Transcribe all of the records word for word, but omit the pictures.

'''

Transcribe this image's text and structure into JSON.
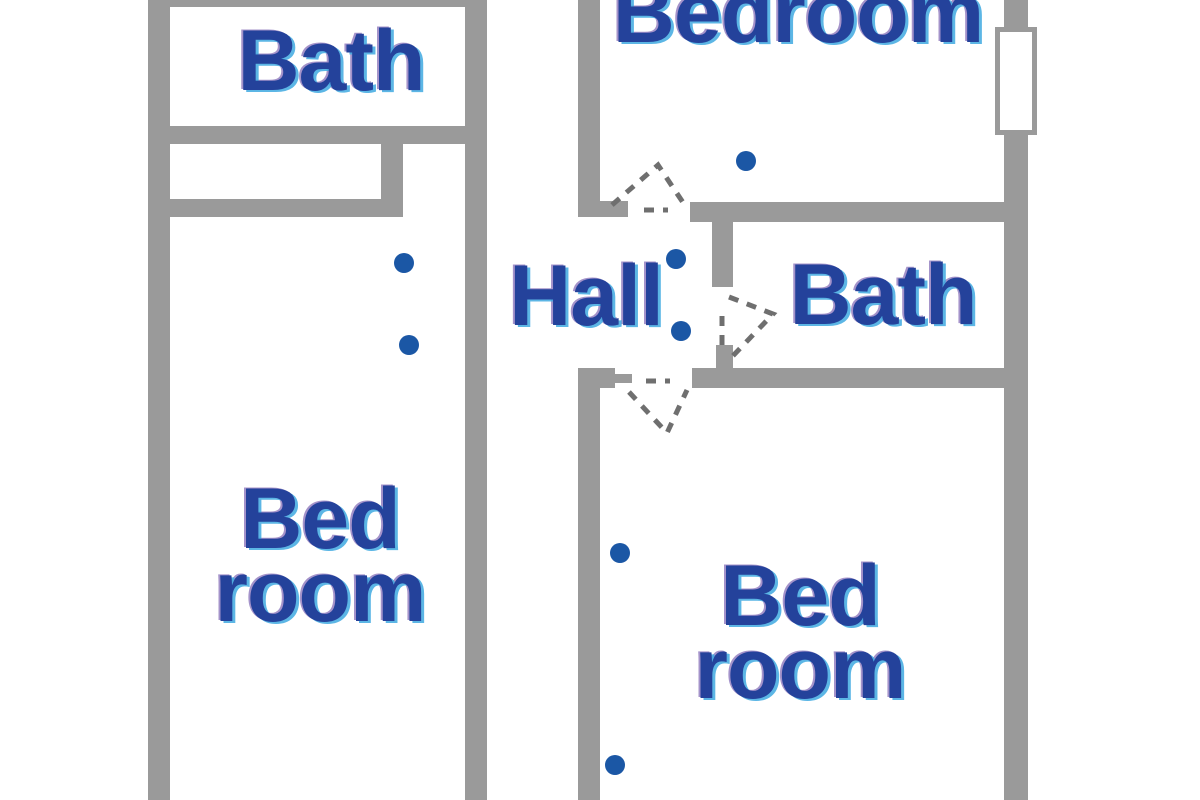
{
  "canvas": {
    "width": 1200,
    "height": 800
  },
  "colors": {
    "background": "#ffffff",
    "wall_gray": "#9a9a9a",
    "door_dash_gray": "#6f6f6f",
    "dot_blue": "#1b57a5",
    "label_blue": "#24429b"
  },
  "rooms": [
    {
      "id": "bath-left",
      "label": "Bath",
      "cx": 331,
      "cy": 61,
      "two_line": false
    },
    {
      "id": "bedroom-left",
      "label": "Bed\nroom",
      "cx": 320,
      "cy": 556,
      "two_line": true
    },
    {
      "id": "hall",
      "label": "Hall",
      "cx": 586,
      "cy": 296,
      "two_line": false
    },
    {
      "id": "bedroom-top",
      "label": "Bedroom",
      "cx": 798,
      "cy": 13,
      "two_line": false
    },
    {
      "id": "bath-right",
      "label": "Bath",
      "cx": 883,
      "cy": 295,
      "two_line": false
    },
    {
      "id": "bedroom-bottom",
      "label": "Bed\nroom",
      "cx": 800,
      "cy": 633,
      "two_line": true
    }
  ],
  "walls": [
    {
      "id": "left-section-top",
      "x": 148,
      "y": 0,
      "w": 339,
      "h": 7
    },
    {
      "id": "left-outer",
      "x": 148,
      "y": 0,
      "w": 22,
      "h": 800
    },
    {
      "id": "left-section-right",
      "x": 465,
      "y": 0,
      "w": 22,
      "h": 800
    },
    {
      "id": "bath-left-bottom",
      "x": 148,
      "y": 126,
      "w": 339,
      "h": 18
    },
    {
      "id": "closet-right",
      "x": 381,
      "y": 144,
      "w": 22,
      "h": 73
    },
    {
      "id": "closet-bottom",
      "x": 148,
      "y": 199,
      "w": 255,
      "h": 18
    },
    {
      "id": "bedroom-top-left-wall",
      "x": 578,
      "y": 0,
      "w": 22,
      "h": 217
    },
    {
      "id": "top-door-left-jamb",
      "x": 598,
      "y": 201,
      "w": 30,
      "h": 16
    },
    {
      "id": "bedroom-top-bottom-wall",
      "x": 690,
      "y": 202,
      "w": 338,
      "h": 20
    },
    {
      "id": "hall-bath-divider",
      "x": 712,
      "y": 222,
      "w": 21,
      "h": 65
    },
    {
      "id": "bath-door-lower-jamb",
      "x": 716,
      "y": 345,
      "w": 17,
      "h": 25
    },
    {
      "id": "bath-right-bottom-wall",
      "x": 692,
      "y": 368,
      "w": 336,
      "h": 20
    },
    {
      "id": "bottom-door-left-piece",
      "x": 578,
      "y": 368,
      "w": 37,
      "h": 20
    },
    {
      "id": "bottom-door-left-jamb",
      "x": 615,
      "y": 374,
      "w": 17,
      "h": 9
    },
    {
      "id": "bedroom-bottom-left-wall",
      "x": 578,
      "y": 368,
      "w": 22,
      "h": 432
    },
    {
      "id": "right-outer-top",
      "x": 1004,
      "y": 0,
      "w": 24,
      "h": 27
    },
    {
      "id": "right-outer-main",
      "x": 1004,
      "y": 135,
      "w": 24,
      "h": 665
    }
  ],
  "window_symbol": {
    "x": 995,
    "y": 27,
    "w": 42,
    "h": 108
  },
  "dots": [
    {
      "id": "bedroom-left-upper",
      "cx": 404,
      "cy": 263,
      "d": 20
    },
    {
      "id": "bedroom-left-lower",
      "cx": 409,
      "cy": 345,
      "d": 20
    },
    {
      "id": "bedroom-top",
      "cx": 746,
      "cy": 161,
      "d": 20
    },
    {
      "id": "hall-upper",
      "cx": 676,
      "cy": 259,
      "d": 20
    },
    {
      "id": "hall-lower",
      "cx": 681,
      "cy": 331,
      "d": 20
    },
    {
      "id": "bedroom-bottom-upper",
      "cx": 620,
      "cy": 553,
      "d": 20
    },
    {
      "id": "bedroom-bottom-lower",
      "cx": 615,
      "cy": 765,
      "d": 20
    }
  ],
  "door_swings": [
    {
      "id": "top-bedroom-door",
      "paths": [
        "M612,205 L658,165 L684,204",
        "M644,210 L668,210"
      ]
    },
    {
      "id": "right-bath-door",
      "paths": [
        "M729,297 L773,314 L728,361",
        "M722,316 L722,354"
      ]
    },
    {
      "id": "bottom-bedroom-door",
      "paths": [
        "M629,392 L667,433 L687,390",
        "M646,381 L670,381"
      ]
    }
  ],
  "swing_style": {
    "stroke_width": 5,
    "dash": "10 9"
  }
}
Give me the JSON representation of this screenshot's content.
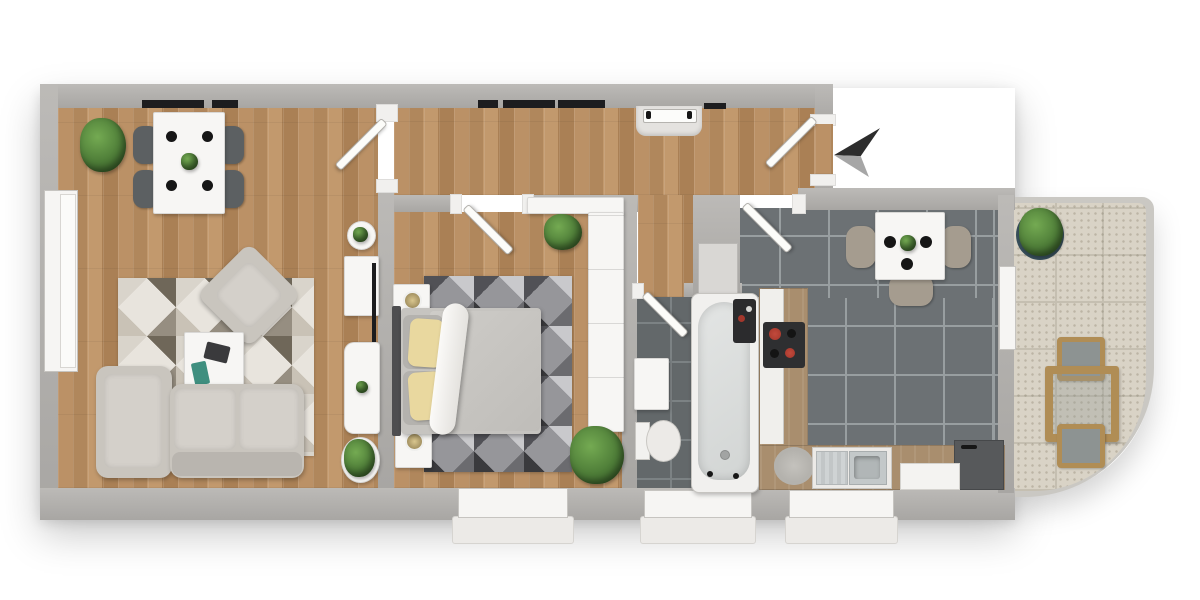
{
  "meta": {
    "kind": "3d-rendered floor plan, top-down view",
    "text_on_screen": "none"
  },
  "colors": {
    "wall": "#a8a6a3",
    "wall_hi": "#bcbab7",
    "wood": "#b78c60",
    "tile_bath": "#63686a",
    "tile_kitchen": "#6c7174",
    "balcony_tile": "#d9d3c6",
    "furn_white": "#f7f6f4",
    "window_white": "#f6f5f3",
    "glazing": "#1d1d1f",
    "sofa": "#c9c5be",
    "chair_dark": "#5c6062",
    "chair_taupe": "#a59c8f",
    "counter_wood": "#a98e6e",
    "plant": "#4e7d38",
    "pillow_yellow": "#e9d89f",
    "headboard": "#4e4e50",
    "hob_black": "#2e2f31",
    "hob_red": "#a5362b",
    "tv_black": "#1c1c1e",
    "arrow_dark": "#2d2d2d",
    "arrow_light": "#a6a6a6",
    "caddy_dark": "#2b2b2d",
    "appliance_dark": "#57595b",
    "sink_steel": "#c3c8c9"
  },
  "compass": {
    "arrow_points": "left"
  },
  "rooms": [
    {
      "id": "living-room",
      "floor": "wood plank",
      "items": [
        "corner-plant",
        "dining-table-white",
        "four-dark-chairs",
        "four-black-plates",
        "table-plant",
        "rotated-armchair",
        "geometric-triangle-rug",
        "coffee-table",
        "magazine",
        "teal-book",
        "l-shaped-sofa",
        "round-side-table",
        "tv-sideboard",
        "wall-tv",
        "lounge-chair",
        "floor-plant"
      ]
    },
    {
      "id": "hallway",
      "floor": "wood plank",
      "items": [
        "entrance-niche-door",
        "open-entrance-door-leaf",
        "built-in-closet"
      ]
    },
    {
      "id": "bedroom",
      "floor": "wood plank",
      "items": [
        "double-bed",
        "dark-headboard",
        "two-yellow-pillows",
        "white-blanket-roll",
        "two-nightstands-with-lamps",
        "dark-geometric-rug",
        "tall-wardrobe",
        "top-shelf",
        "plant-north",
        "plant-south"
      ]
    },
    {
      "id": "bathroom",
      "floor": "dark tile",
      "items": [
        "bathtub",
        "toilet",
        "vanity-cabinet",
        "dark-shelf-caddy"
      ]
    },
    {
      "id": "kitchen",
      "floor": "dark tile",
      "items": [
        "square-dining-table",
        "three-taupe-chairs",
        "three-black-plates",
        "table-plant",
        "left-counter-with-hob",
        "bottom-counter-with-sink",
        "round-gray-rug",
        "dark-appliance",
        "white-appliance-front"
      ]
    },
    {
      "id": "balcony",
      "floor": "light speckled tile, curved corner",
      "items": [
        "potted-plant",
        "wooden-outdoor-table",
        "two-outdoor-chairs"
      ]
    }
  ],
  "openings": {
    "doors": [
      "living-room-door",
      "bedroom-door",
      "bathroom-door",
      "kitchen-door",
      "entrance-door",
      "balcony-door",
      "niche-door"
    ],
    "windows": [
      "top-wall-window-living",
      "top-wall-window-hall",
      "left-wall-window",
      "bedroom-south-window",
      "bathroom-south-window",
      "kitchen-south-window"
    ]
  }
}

'''

Result –
Transcribe this image's text and structure into JSON.
{
  "canvas": {
    "width": 1200,
    "height": 800
  },
  "colors": {
    "background": "#ffffff",
    "wall_gray": "#9a9a9a",
    "door_dash_gray": "#6f6f6f",
    "dot_blue": "#1b57a5",
    "label_blue": "#24429b"
  },
  "rooms": [
    {
      "id": "bath-left",
      "label": "Bath",
      "cx": 331,
      "cy": 61,
      "two_line": false
    },
    {
      "id": "bedroom-left",
      "label": "Bed\nroom",
      "cx": 320,
      "cy": 556,
      "two_line": true
    },
    {
      "id": "hall",
      "label": "Hall",
      "cx": 586,
      "cy": 296,
      "two_line": false
    },
    {
      "id": "bedroom-top",
      "label": "Bedroom",
      "cx": 798,
      "cy": 13,
      "two_line": false
    },
    {
      "id": "bath-right",
      "label": "Bath",
      "cx": 883,
      "cy": 295,
      "two_line": false
    },
    {
      "id": "bedroom-bottom",
      "label": "Bed\nroom",
      "cx": 800,
      "cy": 633,
      "two_line": true
    }
  ],
  "walls": [
    {
      "id": "left-section-top",
      "x": 148,
      "y": 0,
      "w": 339,
      "h": 7
    },
    {
      "id": "left-outer",
      "x": 148,
      "y": 0,
      "w": 22,
      "h": 800
    },
    {
      "id": "left-section-right",
      "x": 465,
      "y": 0,
      "w": 22,
      "h": 800
    },
    {
      "id": "bath-left-bottom",
      "x": 148,
      "y": 126,
      "w": 339,
      "h": 18
    },
    {
      "id": "closet-right",
      "x": 381,
      "y": 144,
      "w": 22,
      "h": 73
    },
    {
      "id": "closet-bottom",
      "x": 148,
      "y": 199,
      "w": 255,
      "h": 18
    },
    {
      "id": "bedroom-top-left-wall",
      "x": 578,
      "y": 0,
      "w": 22,
      "h": 217
    },
    {
      "id": "top-door-left-jamb",
      "x": 598,
      "y": 201,
      "w": 30,
      "h": 16
    },
    {
      "id": "bedroom-top-bottom-wall",
      "x": 690,
      "y": 202,
      "w": 338,
      "h": 20
    },
    {
      "id": "hall-bath-divider",
      "x": 712,
      "y": 222,
      "w": 21,
      "h": 65
    },
    {
      "id": "bath-door-lower-jamb",
      "x": 716,
      "y": 345,
      "w": 17,
      "h": 25
    },
    {
      "id": "bath-right-bottom-wall",
      "x": 692,
      "y": 368,
      "w": 336,
      "h": 20
    },
    {
      "id": "bottom-door-left-piece",
      "x": 578,
      "y": 368,
      "w": 37,
      "h": 20
    },
    {
      "id": "bottom-door-left-jamb",
      "x": 615,
      "y": 374,
      "w": 17,
      "h": 9
    },
    {
      "id": "bedroom-bottom-left-wall",
      "x": 578,
      "y": 368,
      "w": 22,
      "h": 432
    },
    {
      "id": "right-outer-top",
      "x": 1004,
      "y": 0,
      "w": 24,
      "h": 27
    },
    {
      "id": "right-outer-main",
      "x": 1004,
      "y": 135,
      "w": 24,
      "h": 665
    }
  ],
  "window_symbol": {
    "x": 995,
    "y": 27,
    "w": 42,
    "h": 108
  },
  "dots": [
    {
      "id": "bedroom-left-upper",
      "cx": 404,
      "cy": 263,
      "d": 20
    },
    {
      "id": "bedroom-left-lower",
      "cx": 409,
      "cy": 345,
      "d": 20
    },
    {
      "id": "bedroom-top",
      "cx": 746,
      "cy": 161,
      "d": 20
    },
    {
      "id": "hall-upper",
      "cx": 676,
      "cy": 259,
      "d": 20
    },
    {
      "id": "hall-lower",
      "cx": 681,
      "cy": 331,
      "d": 20
    },
    {
      "id": "bedroom-bottom-upper",
      "cx": 620,
      "cy": 553,
      "d": 20
    },
    {
      "id": "bedroom-bottom-lower",
      "cx": 615,
      "cy": 765,
      "d": 20
    }
  ],
  "door_swings": [
    {
      "id": "top-bedroom-door",
      "paths": [
        "M612,205 L658,165 L684,204",
        "M644,210 L668,210"
      ]
    },
    {
      "id": "right-bath-door",
      "paths": [
        "M729,297 L773,314 L728,361",
        "M722,316 L722,354"
      ]
    },
    {
      "id": "bottom-bedroom-door",
      "paths": [
        "M629,392 L667,433 L687,390",
        "M646,381 L670,381"
      ]
    }
  ],
  "swing_style": {
    "stroke_width": 5,
    "dash": "10 9"
  }
}
Give me the JSON representation of this screenshot's content.
{
  "meta": {
    "kind": "3d-rendered floor plan, top-down view",
    "text_on_screen": "none"
  },
  "colors": {
    "wall": "#a8a6a3",
    "wall_hi": "#bcbab7",
    "wood": "#b78c60",
    "tile_bath": "#63686a",
    "tile_kitchen": "#6c7174",
    "balcony_tile": "#d9d3c6",
    "furn_white": "#f7f6f4",
    "window_white": "#f6f5f3",
    "glazing": "#1d1d1f",
    "sofa": "#c9c5be",
    "chair_dark": "#5c6062",
    "chair_taupe": "#a59c8f",
    "counter_wood": "#a98e6e",
    "plant": "#4e7d38",
    "pillow_yellow": "#e9d89f",
    "headboard": "#4e4e50",
    "hob_black": "#2e2f31",
    "hob_red": "#a5362b",
    "tv_black": "#1c1c1e",
    "arrow_dark": "#2d2d2d",
    "arrow_light": "#a6a6a6",
    "caddy_dark": "#2b2b2d",
    "appliance_dark": "#57595b",
    "sink_steel": "#c3c8c9"
  },
  "compass": {
    "arrow_points": "left"
  },
  "rooms": [
    {
      "id": "living-room",
      "floor": "wood plank",
      "items": [
        "corner-plant",
        "dining-table-white",
        "four-dark-chairs",
        "four-black-plates",
        "table-plant",
        "rotated-armchair",
        "geometric-triangle-rug",
        "coffee-table",
        "magazine",
        "teal-book",
        "l-shaped-sofa",
        "round-side-table",
        "tv-sideboard",
        "wall-tv",
        "lounge-chair",
        "floor-plant"
      ]
    },
    {
      "id": "hallway",
      "floor": "wood plank",
      "items": [
        "entrance-niche-door",
        "open-entrance-door-leaf",
        "built-in-closet"
      ]
    },
    {
      "id": "bedroom",
      "floor": "wood plank",
      "items": [
        "double-bed",
        "dark-headboard",
        "two-yellow-pillows",
        "white-blanket-roll",
        "two-nightstands-with-lamps",
        "dark-geometric-rug",
        "tall-wardrobe",
        "top-shelf",
        "plant-north",
        "plant-south"
      ]
    },
    {
      "id": "bathroom",
      "floor": "dark tile",
      "items": [
        "bathtub",
        "toilet",
        "vanity-cabinet",
        "dark-shelf-caddy"
      ]
    },
    {
      "id": "kitchen",
      "floor": "dark tile",
      "items": [
        "square-dining-table",
        "three-taupe-chairs",
        "three-black-plates",
        "table-plant",
        "left-counter-with-hob",
        "bottom-counter-with-sink",
        "round-gray-rug",
        "dark-appliance",
        "white-appliance-front"
      ]
    },
    {
      "id": "balcony",
      "floor": "light speckled tile, curved corner",
      "items": [
        "potted-plant",
        "wooden-outdoor-table",
        "two-outdoor-chairs"
      ]
    }
  ],
  "openings": {
    "doors": [
      "living-room-door",
      "bedroom-door",
      "bathroom-door",
      "kitchen-door",
      "entrance-door",
      "balcony-door",
      "niche-door"
    ],
    "windows": [
      "top-wall-window-living",
      "top-wall-window-hall",
      "left-wall-window",
      "bedroom-south-window",
      "bathroom-south-window",
      "kitchen-south-window"
    ]
  }
}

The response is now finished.